>> BEGIN Working data
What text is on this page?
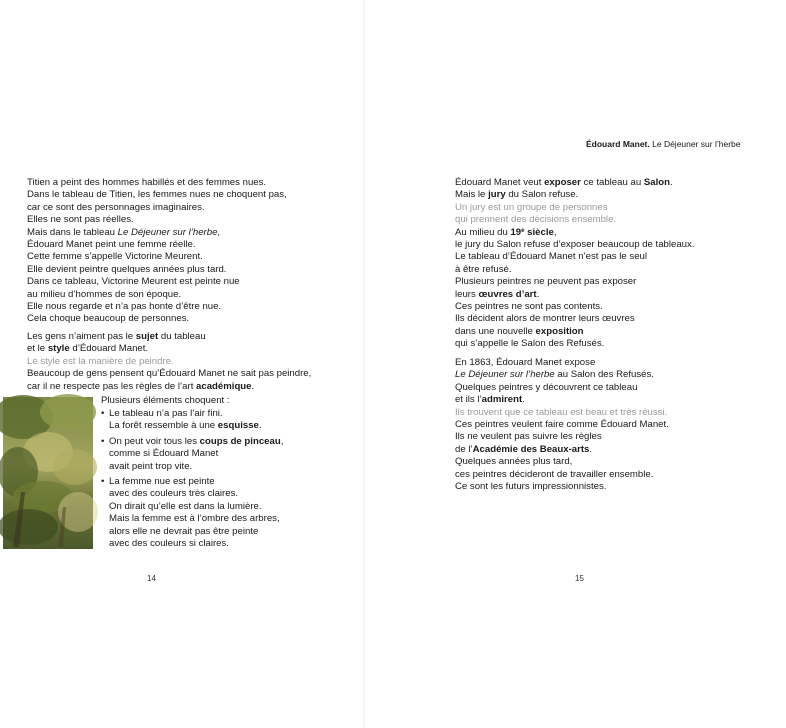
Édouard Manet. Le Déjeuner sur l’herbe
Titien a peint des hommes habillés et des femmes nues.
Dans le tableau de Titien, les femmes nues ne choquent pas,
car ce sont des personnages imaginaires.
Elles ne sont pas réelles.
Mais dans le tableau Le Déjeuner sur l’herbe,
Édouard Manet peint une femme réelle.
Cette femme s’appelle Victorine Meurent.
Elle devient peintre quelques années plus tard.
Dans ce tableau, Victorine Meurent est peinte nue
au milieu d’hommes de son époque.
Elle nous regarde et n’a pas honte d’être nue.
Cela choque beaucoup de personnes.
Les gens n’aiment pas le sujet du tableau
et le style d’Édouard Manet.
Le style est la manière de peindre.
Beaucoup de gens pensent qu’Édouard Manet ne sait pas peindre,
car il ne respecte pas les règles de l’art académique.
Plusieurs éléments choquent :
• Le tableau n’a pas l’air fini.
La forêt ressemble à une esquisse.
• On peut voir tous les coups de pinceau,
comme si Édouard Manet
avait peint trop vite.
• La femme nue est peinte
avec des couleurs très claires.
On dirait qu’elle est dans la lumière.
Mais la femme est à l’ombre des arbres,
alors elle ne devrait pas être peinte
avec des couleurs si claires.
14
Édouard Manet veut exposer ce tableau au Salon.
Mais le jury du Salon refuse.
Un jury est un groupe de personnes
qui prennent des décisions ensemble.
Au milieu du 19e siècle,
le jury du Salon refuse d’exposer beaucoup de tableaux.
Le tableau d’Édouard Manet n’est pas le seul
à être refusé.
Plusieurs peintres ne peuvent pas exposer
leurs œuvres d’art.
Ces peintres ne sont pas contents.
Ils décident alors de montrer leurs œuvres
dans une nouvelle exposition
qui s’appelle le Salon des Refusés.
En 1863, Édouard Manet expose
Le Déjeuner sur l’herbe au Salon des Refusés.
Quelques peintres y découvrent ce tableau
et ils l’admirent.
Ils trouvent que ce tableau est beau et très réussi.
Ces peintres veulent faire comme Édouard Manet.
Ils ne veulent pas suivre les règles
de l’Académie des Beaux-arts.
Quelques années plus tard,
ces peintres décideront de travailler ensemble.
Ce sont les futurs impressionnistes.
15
>> END Working data
>> BEGIN Working data
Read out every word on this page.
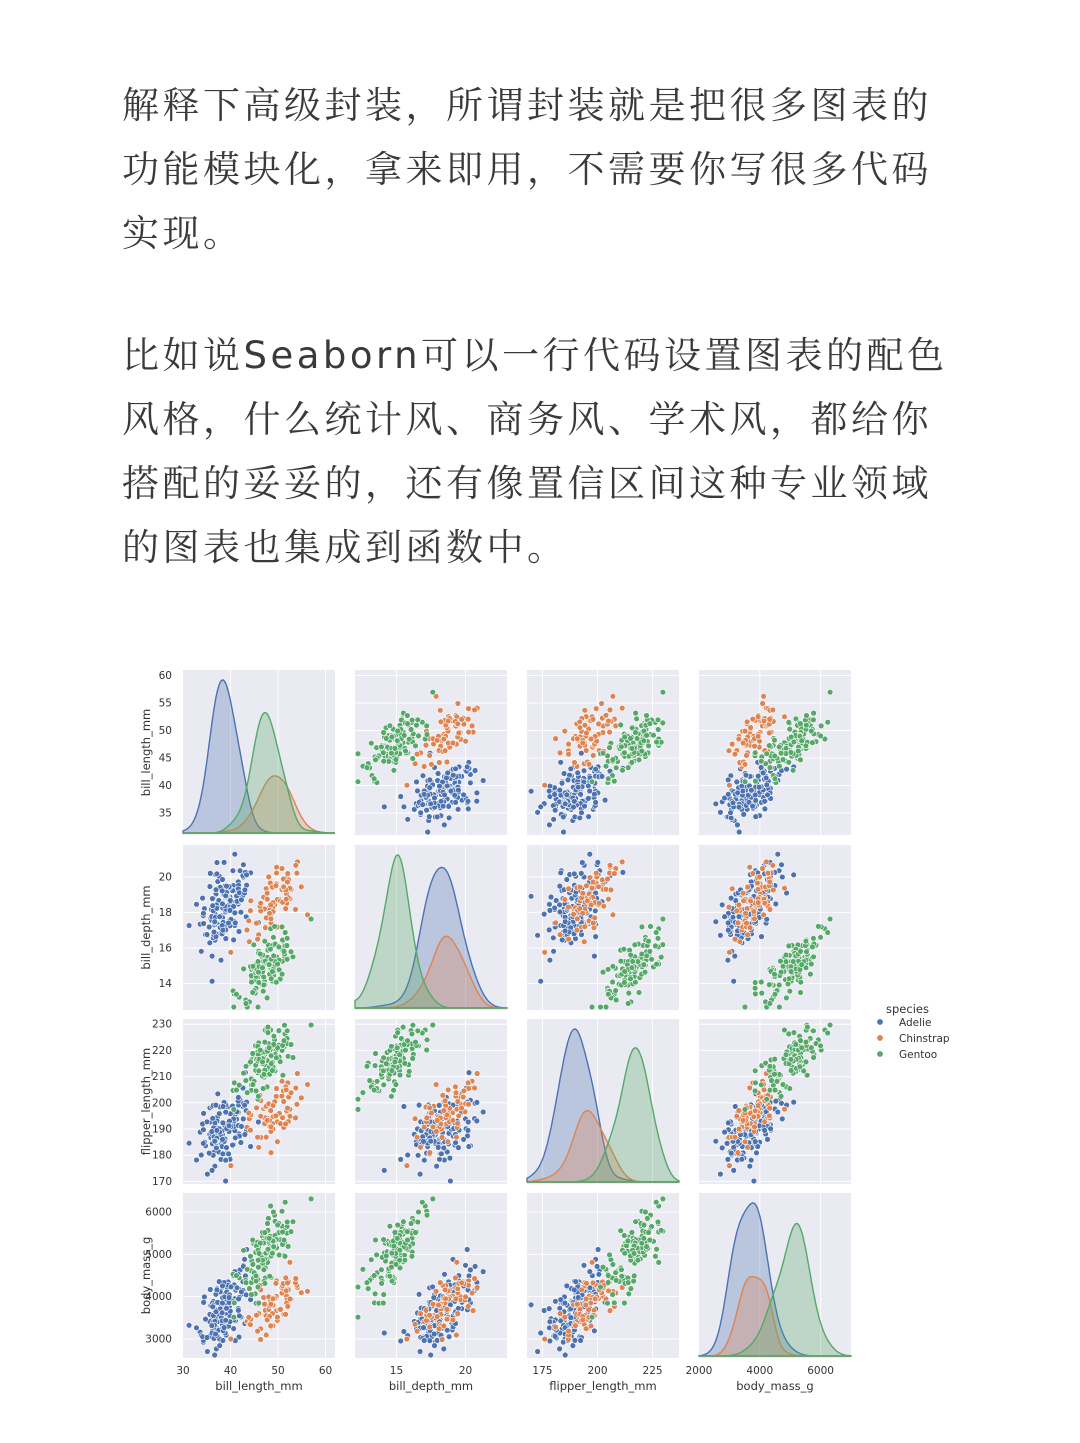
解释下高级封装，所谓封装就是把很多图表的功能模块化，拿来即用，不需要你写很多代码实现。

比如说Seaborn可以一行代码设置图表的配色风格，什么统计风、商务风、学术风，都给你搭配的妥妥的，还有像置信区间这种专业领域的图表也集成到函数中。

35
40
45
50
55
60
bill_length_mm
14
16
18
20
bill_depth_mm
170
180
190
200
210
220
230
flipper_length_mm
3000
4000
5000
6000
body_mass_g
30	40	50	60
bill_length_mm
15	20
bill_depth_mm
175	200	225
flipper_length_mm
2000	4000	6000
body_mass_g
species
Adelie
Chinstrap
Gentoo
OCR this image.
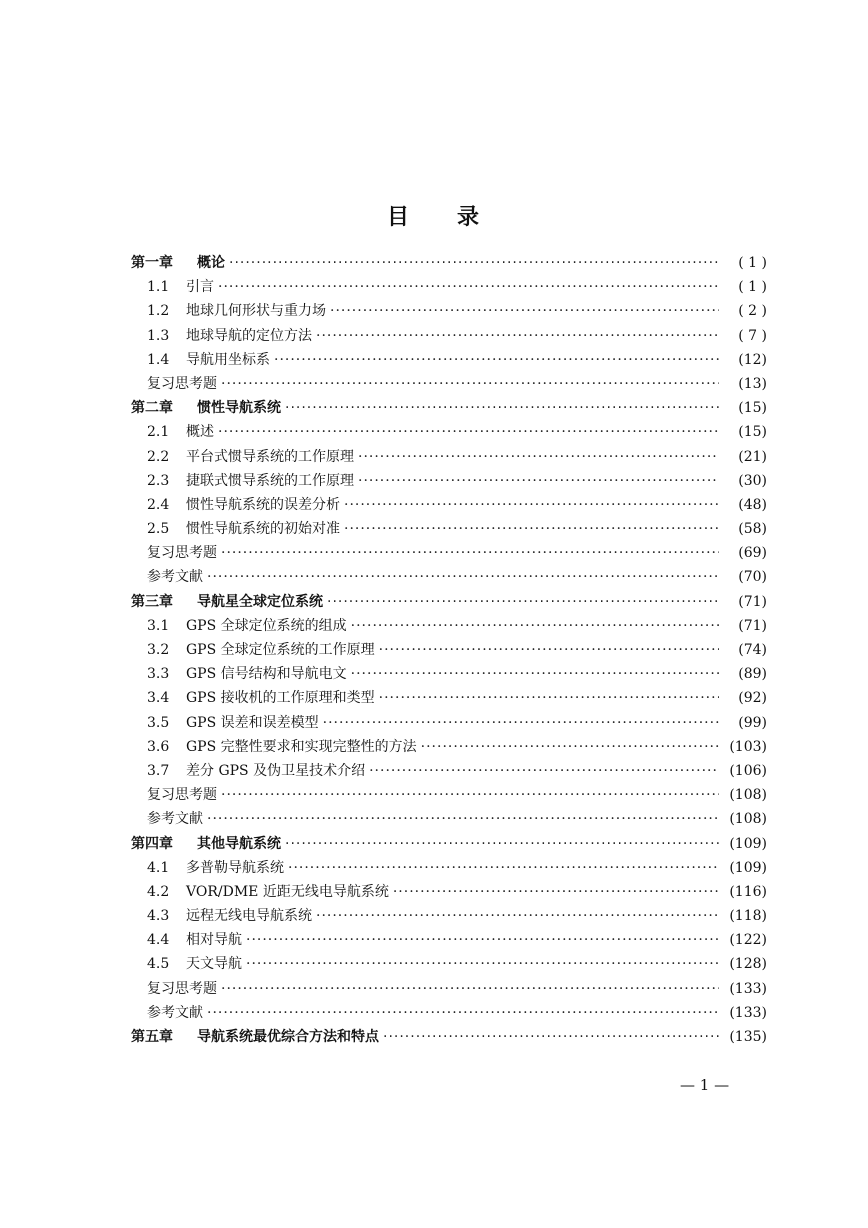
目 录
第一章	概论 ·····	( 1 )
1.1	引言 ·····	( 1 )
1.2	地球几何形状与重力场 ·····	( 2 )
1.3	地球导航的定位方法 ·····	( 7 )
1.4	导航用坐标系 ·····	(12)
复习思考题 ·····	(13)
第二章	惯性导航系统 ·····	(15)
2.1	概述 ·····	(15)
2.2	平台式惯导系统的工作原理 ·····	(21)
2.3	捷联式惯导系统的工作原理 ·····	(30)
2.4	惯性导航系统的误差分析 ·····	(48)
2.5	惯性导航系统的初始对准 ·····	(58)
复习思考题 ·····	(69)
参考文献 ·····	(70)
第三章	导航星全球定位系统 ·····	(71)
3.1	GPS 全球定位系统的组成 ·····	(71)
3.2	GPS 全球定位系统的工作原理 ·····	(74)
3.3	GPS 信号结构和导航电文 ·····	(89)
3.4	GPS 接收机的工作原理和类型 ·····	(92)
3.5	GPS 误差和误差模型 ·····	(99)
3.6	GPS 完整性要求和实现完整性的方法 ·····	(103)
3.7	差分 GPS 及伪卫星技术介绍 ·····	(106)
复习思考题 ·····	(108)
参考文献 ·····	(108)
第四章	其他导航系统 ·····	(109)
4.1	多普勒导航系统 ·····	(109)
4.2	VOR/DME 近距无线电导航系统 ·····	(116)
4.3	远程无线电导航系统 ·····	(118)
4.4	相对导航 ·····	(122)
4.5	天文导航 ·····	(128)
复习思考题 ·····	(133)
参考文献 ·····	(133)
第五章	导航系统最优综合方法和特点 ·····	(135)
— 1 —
>> END Working data
>> BEGIN Working data
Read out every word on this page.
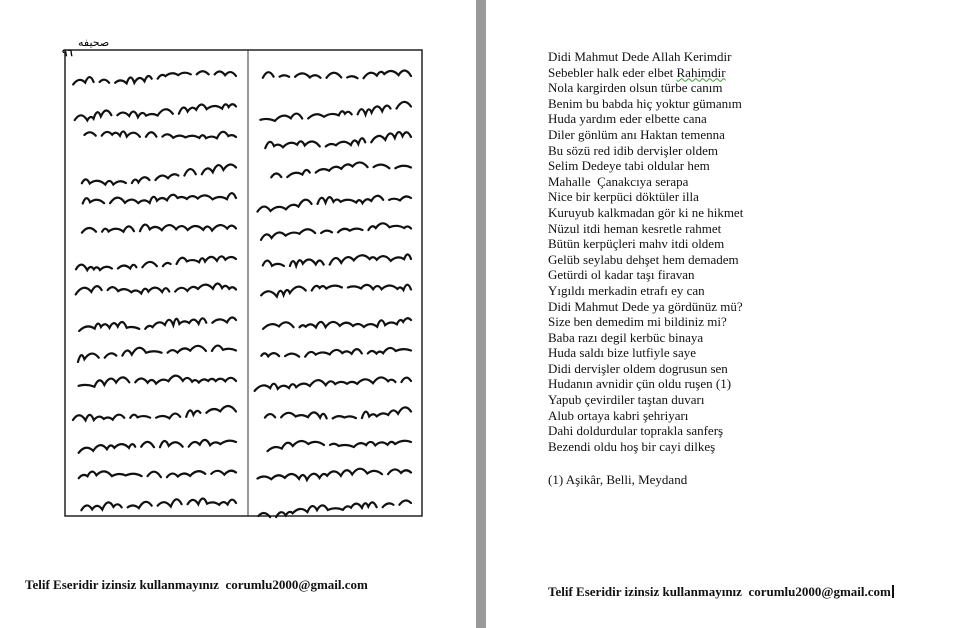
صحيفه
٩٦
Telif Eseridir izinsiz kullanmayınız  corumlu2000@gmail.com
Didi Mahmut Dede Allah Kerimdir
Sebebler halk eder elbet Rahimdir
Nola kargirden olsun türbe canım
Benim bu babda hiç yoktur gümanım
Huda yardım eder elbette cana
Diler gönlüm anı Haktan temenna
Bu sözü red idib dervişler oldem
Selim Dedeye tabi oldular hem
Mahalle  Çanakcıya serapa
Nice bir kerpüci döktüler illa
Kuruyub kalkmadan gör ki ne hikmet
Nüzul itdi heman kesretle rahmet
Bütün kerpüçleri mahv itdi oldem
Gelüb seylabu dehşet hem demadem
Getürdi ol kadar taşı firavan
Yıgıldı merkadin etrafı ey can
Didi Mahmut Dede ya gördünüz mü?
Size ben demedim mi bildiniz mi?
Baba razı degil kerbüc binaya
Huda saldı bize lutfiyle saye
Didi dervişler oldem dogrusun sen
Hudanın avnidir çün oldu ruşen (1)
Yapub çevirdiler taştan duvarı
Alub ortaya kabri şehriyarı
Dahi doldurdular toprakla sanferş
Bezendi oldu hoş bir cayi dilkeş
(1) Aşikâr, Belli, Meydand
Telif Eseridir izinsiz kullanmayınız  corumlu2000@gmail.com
>> END Working data
From the entries above, list each line with "règles" in it.

**The result:**
car il ne respecte pas les règles de l’art académique.
Ils ne veulent pas suivre les règles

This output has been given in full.